#### PROVIDED DATA ####

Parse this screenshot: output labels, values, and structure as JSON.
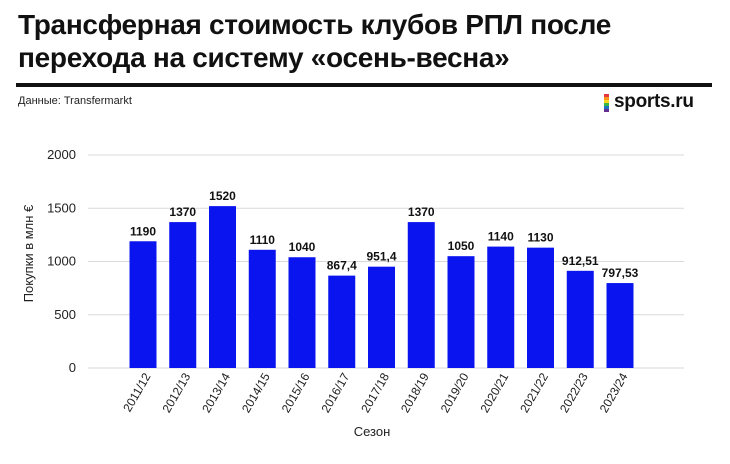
{
  "header": {
    "title": "Трансферная стоимость клубов РПЛ после перехода на систему «осень-весна»",
    "source": "Данные: Transfermarkt",
    "logo": "sports.ru"
  },
  "colors": {
    "bar": "#0a14ee",
    "grid": "#d9d9d9",
    "rule": "#111111"
  },
  "chart_data": {
    "type": "bar",
    "title": "Трансферная стоимость клубов РПЛ после перехода на систему «осень-весна»",
    "xlabel": "Сезон",
    "ylabel": "Покупки в млн €",
    "ylim": [
      0,
      2000
    ],
    "yticks": [
      0,
      500,
      1000,
      1500,
      2000
    ],
    "grid": true,
    "categories": [
      "2011/12",
      "2012/13",
      "2013/14",
      "2014/15",
      "2015/16",
      "2016/17",
      "2017/18",
      "2018/19",
      "2019/20",
      "2020/21",
      "2021/22",
      "2022/23",
      "2023/24"
    ],
    "values": [
      1190,
      1370,
      1520,
      1110,
      1040,
      867.4,
      951.4,
      1370,
      1050,
      1140,
      1130,
      912.51,
      797.53
    ],
    "labels": [
      "1190",
      "1370",
      "1520",
      "1110",
      "1040",
      "867,4",
      "951,4",
      "1370",
      "1050",
      "1140",
      "1130",
      "912,51",
      "797,53"
    ]
  }
}
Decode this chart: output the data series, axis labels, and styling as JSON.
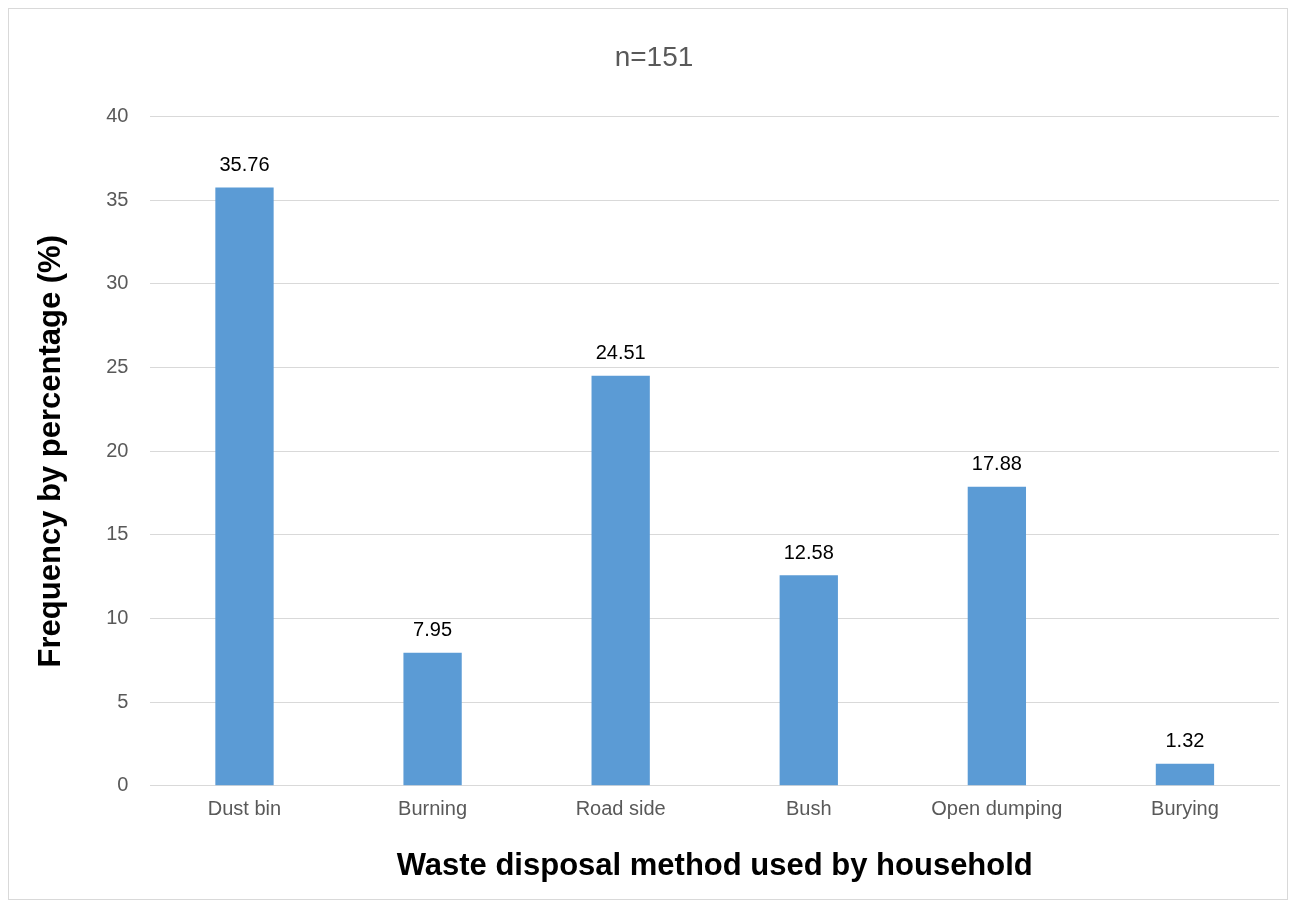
{
  "chart_data": {
    "type": "bar",
    "title": "n=151",
    "xlabel": "Waste disposal method used by household",
    "ylabel": "Frequency by percentage (%)",
    "categories": [
      "Dust bin",
      "Burning",
      "Road side",
      "Bush",
      "Open dumping",
      "Burying"
    ],
    "values": [
      35.76,
      7.95,
      24.51,
      12.58,
      17.88,
      1.32
    ],
    "color": "#5b9bd5",
    "ylim": [
      0,
      40
    ],
    "yticks": [
      0,
      5,
      10,
      15,
      20,
      25,
      30,
      35,
      40
    ],
    "grid": "y",
    "data_labels": true,
    "legend": false
  }
}
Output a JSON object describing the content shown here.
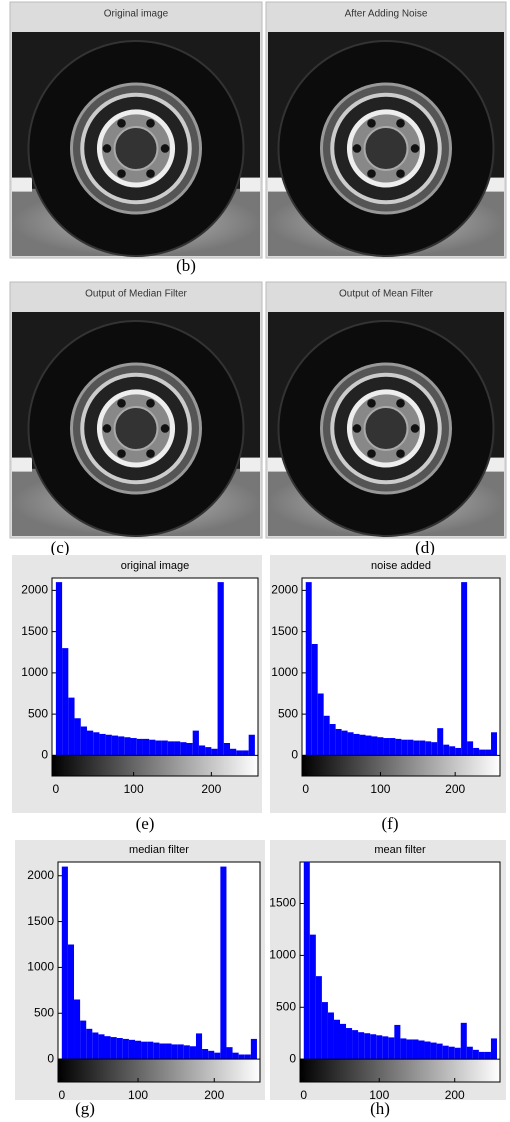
{
  "images": [
    {
      "title": "Original image"
    },
    {
      "title": "After Adding Noise"
    },
    {
      "title": "Output of Median Filter"
    },
    {
      "title": "Output of Mean Filter"
    }
  ],
  "image_captions": [
    "(b)",
    "(c)",
    "(d)"
  ],
  "chart_data": [
    {
      "type": "histogram",
      "title": "original image",
      "caption": "(e)",
      "color": "#0000ff",
      "bins": [
        0,
        8,
        16,
        24,
        32,
        40,
        48,
        56,
        64,
        72,
        80,
        88,
        96,
        104,
        112,
        120,
        128,
        136,
        144,
        152,
        160,
        168,
        176,
        184,
        192,
        200,
        208,
        216,
        224,
        232,
        240,
        248,
        256
      ],
      "values": [
        2100,
        1300,
        700,
        450,
        350,
        300,
        280,
        260,
        250,
        240,
        230,
        220,
        210,
        200,
        200,
        190,
        180,
        180,
        170,
        170,
        160,
        150,
        300,
        120,
        100,
        80,
        2100,
        150,
        80,
        60,
        60,
        250
      ],
      "xlim": [
        -5,
        260
      ],
      "ylim": [
        -250,
        2150
      ],
      "xticks": [
        0,
        100,
        200
      ],
      "yticks": [
        0,
        500,
        1000,
        1500,
        2000
      ]
    },
    {
      "type": "histogram",
      "title": "noise added",
      "caption": "(f)",
      "color": "#0000ff",
      "bins": [
        0,
        8,
        16,
        24,
        32,
        40,
        48,
        56,
        64,
        72,
        80,
        88,
        96,
        104,
        112,
        120,
        128,
        136,
        144,
        152,
        160,
        168,
        176,
        184,
        192,
        200,
        208,
        216,
        224,
        232,
        240,
        248,
        256
      ],
      "values": [
        2100,
        1350,
        750,
        480,
        380,
        320,
        300,
        280,
        260,
        250,
        240,
        230,
        220,
        210,
        210,
        200,
        190,
        190,
        180,
        180,
        170,
        160,
        330,
        130,
        110,
        90,
        2100,
        170,
        90,
        70,
        70,
        280
      ],
      "xlim": [
        -5,
        260
      ],
      "ylim": [
        -250,
        2150
      ],
      "xticks": [
        0,
        100,
        200
      ],
      "yticks": [
        0,
        500,
        1000,
        1500,
        2000
      ]
    },
    {
      "type": "histogram",
      "title": "median filter",
      "caption": "(g)",
      "color": "#0000ff",
      "bins": [
        0,
        8,
        16,
        24,
        32,
        40,
        48,
        56,
        64,
        72,
        80,
        88,
        96,
        104,
        112,
        120,
        128,
        136,
        144,
        152,
        160,
        168,
        176,
        184,
        192,
        200,
        208,
        216,
        224,
        232,
        240,
        248,
        256
      ],
      "values": [
        2100,
        1250,
        650,
        420,
        330,
        290,
        270,
        250,
        240,
        230,
        220,
        210,
        200,
        190,
        190,
        180,
        170,
        170,
        160,
        160,
        150,
        140,
        280,
        110,
        90,
        70,
        2100,
        130,
        70,
        50,
        50,
        220
      ],
      "xlim": [
        -5,
        260
      ],
      "ylim": [
        -250,
        2150
      ],
      "xticks": [
        0,
        100,
        200
      ],
      "yticks": [
        0,
        500,
        1000,
        1500,
        2000
      ]
    },
    {
      "type": "histogram",
      "title": "mean filter",
      "caption": "(h)",
      "color": "#0000ff",
      "bins": [
        0,
        8,
        16,
        24,
        32,
        40,
        48,
        56,
        64,
        72,
        80,
        88,
        96,
        104,
        112,
        120,
        128,
        136,
        144,
        152,
        160,
        168,
        176,
        184,
        192,
        200,
        208,
        216,
        224,
        232,
        240,
        248,
        256
      ],
      "values": [
        1900,
        1200,
        800,
        550,
        450,
        380,
        340,
        300,
        280,
        260,
        250,
        240,
        230,
        220,
        210,
        330,
        200,
        190,
        190,
        180,
        170,
        160,
        150,
        130,
        120,
        110,
        350,
        120,
        90,
        70,
        70,
        200
      ],
      "xlim": [
        -5,
        260
      ],
      "ylim": [
        -220,
        1900
      ],
      "xticks": [
        0,
        100,
        200
      ],
      "yticks": [
        0,
        500,
        1000,
        1500
      ]
    }
  ]
}
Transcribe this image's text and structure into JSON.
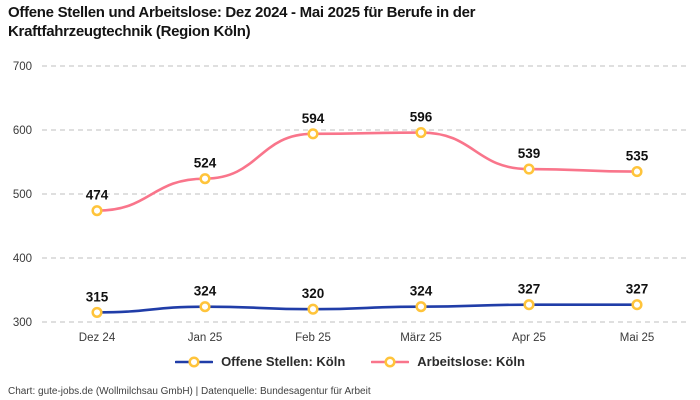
{
  "title": "Offene Stellen und Arbeitslose: Dez 2024 - Mai 2025 für Berufe in der Kraftfahrzeugtechnik (Region Köln)",
  "footer": {
    "text": "Chart: gute-jobs.de (Wollmilchsau GmbH) | Datenquelle: Bundesagentur für Arbeit"
  },
  "colors": {
    "background": "#ffffff",
    "grid": "#cccccc",
    "axis_text": "#3a3a3a",
    "data_label": "#111111",
    "marker_stroke": "#ffc43b",
    "marker_fill": "#ffffff",
    "legend_text": "#2b2b2b",
    "title_text": "#141414",
    "series_offene_stellen": "#203da8",
    "series_arbeitslose": "#f9758b"
  },
  "chart_data": {
    "type": "line",
    "title": "Offene Stellen und Arbeitslose: Dez 2024 - Mai 2025 für Berufe in der Kraftfahrzeugtechnik (Region Köln)",
    "categories": [
      "Dez 24",
      "Jan 25",
      "Feb 25",
      "März 25",
      "Apr 25",
      "Mai 25"
    ],
    "series": [
      {
        "name": "Offene Stellen: Köln",
        "color": "#203da8",
        "values": [
          315,
          324,
          320,
          324,
          327,
          327
        ]
      },
      {
        "name": "Arbeitslose: Köln",
        "color": "#f9758b",
        "values": [
          474,
          524,
          594,
          596,
          539,
          535
        ]
      }
    ],
    "yticks": [
      300,
      400,
      500,
      600,
      700
    ],
    "ylim": [
      300,
      700
    ],
    "grid": "horizontal-dashed",
    "legend_position": "bottom",
    "data_labels": true,
    "line_style": "smooth"
  }
}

####

• WHAT YOU WILL DO
Using the records above, output their complete text exactly, minus any images.

• RESPONSE BELOW
Parse this screenshot: output labels, values, and structure as JSON.
{
  "header": {
    "title": "Трансферная стоимость клубов РПЛ после перехода на систему «осень-весна»",
    "source": "Данные: Transfermarkt",
    "logo": "sports.ru"
  },
  "colors": {
    "bar": "#0a14ee",
    "grid": "#d9d9d9",
    "rule": "#111111"
  },
  "chart_data": {
    "type": "bar",
    "title": "Трансферная стоимость клубов РПЛ после перехода на систему «осень-весна»",
    "xlabel": "Сезон",
    "ylabel": "Покупки в млн €",
    "ylim": [
      0,
      2000
    ],
    "yticks": [
      0,
      500,
      1000,
      1500,
      2000
    ],
    "grid": true,
    "categories": [
      "2011/12",
      "2012/13",
      "2013/14",
      "2014/15",
      "2015/16",
      "2016/17",
      "2017/18",
      "2018/19",
      "2019/20",
      "2020/21",
      "2021/22",
      "2022/23",
      "2023/24"
    ],
    "values": [
      1190,
      1370,
      1520,
      1110,
      1040,
      867.4,
      951.4,
      1370,
      1050,
      1140,
      1130,
      912.51,
      797.53
    ],
    "labels": [
      "1190",
      "1370",
      "1520",
      "1110",
      "1040",
      "867,4",
      "951,4",
      "1370",
      "1050",
      "1140",
      "1130",
      "912,51",
      "797,53"
    ]
  }
}
Decode this chart: output the data series, axis labels, and styling as JSON.
{
  "chart_data": {
    "type": "bar",
    "title": "n=151",
    "xlabel": "Waste disposal method used by household",
    "ylabel": "Frequency by percentage (%)",
    "categories": [
      "Dust bin",
      "Burning",
      "Road side",
      "Bush",
      "Open dumping",
      "Burying"
    ],
    "values": [
      35.76,
      7.95,
      24.51,
      12.58,
      17.88,
      1.32
    ],
    "color": "#5b9bd5",
    "ylim": [
      0,
      40
    ],
    "yticks": [
      0,
      5,
      10,
      15,
      20,
      25,
      30,
      35,
      40
    ],
    "grid": "y",
    "data_labels": true,
    "legend": false
  }
}
Output a JSON object describing the content shown here.
{
  "images": [
    {
      "title": "Original image"
    },
    {
      "title": "After Adding Noise"
    },
    {
      "title": "Output of Median Filter"
    },
    {
      "title": "Output of Mean Filter"
    }
  ],
  "image_captions": [
    "(b)",
    "(c)",
    "(d)"
  ],
  "chart_data": [
    {
      "type": "histogram",
      "title": "original image",
      "caption": "(e)",
      "color": "#0000ff",
      "bins": [
        0,
        8,
        16,
        24,
        32,
        40,
        48,
        56,
        64,
        72,
        80,
        88,
        96,
        104,
        112,
        120,
        128,
        136,
        144,
        152,
        160,
        168,
        176,
        184,
        192,
        200,
        208,
        216,
        224,
        232,
        240,
        248,
        256
      ],
      "values": [
        2100,
        1300,
        700,
        450,
        350,
        300,
        280,
        260,
        250,
        240,
        230,
        220,
        210,
        200,
        200,
        190,
        180,
        180,
        170,
        170,
        160,
        150,
        300,
        120,
        100,
        80,
        2100,
        150,
        80,
        60,
        60,
        250
      ],
      "xlim": [
        -5,
        260
      ],
      "ylim": [
        -250,
        2150
      ],
      "xticks": [
        0,
        100,
        200
      ],
      "yticks": [
        0,
        500,
        1000,
        1500,
        2000
      ]
    },
    {
      "type": "histogram",
      "title": "noise added",
      "caption": "(f)",
      "color": "#0000ff",
      "bins": [
        0,
        8,
        16,
        24,
        32,
        40,
        48,
        56,
        64,
        72,
        80,
        88,
        96,
        104,
        112,
        120,
        128,
        136,
        144,
        152,
        160,
        168,
        176,
        184,
        192,
        200,
        208,
        216,
        224,
        232,
        240,
        248,
        256
      ],
      "values": [
        2100,
        1350,
        750,
        480,
        380,
        320,
        300,
        280,
        260,
        250,
        240,
        230,
        220,
        210,
        210,
        200,
        190,
        190,
        180,
        180,
        170,
        160,
        330,
        130,
        110,
        90,
        2100,
        170,
        90,
        70,
        70,
        280
      ],
      "xlim": [
        -5,
        260
      ],
      "ylim": [
        -250,
        2150
      ],
      "xticks": [
        0,
        100,
        200
      ],
      "yticks": [
        0,
        500,
        1000,
        1500,
        2000
      ]
    },
    {
      "type": "histogram",
      "title": "median filter",
      "caption": "(g)",
      "color": "#0000ff",
      "bins": [
        0,
        8,
        16,
        24,
        32,
        40,
        48,
        56,
        64,
        72,
        80,
        88,
        96,
        104,
        112,
        120,
        128,
        136,
        144,
        152,
        160,
        168,
        176,
        184,
        192,
        200,
        208,
        216,
        224,
        232,
        240,
        248,
        256
      ],
      "values": [
        2100,
        1250,
        650,
        420,
        330,
        290,
        270,
        250,
        240,
        230,
        220,
        210,
        200,
        190,
        190,
        180,
        170,
        170,
        160,
        160,
        150,
        140,
        280,
        110,
        90,
        70,
        2100,
        130,
        70,
        50,
        50,
        220
      ],
      "xlim": [
        -5,
        260
      ],
      "ylim": [
        -250,
        2150
      ],
      "xticks": [
        0,
        100,
        200
      ],
      "yticks": [
        0,
        500,
        1000,
        1500,
        2000
      ]
    },
    {
      "type": "histogram",
      "title": "mean filter",
      "caption": "(h)",
      "color": "#0000ff",
      "bins": [
        0,
        8,
        16,
        24,
        32,
        40,
        48,
        56,
        64,
        72,
        80,
        88,
        96,
        104,
        112,
        120,
        128,
        136,
        144,
        152,
        160,
        168,
        176,
        184,
        192,
        200,
        208,
        216,
        224,
        232,
        240,
        248,
        256
      ],
      "values": [
        1900,
        1200,
        800,
        550,
        450,
        380,
        340,
        300,
        280,
        260,
        250,
        240,
        230,
        220,
        210,
        330,
        200,
        190,
        190,
        180,
        170,
        160,
        150,
        130,
        120,
        110,
        350,
        120,
        90,
        70,
        70,
        200
      ],
      "xlim": [
        -5,
        260
      ],
      "ylim": [
        -220,
        1900
      ],
      "xticks": [
        0,
        100,
        200
      ],
      "yticks": [
        0,
        500,
        1000,
        1500
      ]
    }
  ]
}
Transcribe this image's text and structure into JSON.
{
  "title": "Offene Stellen und Arbeitslose: Dez 2024 - Mai 2025 für Berufe in der Kraftfahrzeugtechnik (Region Köln)",
  "footer": {
    "text": "Chart: gute-jobs.de (Wollmilchsau GmbH) | Datenquelle: Bundesagentur für Arbeit"
  },
  "colors": {
    "background": "#ffffff",
    "grid": "#cccccc",
    "axis_text": "#3a3a3a",
    "data_label": "#111111",
    "marker_stroke": "#ffc43b",
    "marker_fill": "#ffffff",
    "legend_text": "#2b2b2b",
    "title_text": "#141414",
    "series_offene_stellen": "#203da8",
    "series_arbeitslose": "#f9758b"
  },
  "chart_data": {
    "type": "line",
    "title": "Offene Stellen und Arbeitslose: Dez 2024 - Mai 2025 für Berufe in der Kraftfahrzeugtechnik (Region Köln)",
    "categories": [
      "Dez 24",
      "Jan 25",
      "Feb 25",
      "März 25",
      "Apr 25",
      "Mai 25"
    ],
    "series": [
      {
        "name": "Offene Stellen: Köln",
        "color": "#203da8",
        "values": [
          315,
          324,
          320,
          324,
          327,
          327
        ]
      },
      {
        "name": "Arbeitslose: Köln",
        "color": "#f9758b",
        "values": [
          474,
          524,
          594,
          596,
          539,
          535
        ]
      }
    ],
    "yticks": [
      300,
      400,
      500,
      600,
      700
    ],
    "ylim": [
      300,
      700
    ],
    "grid": "horizontal-dashed",
    "legend_position": "bottom",
    "data_labels": true,
    "line_style": "smooth"
  }
}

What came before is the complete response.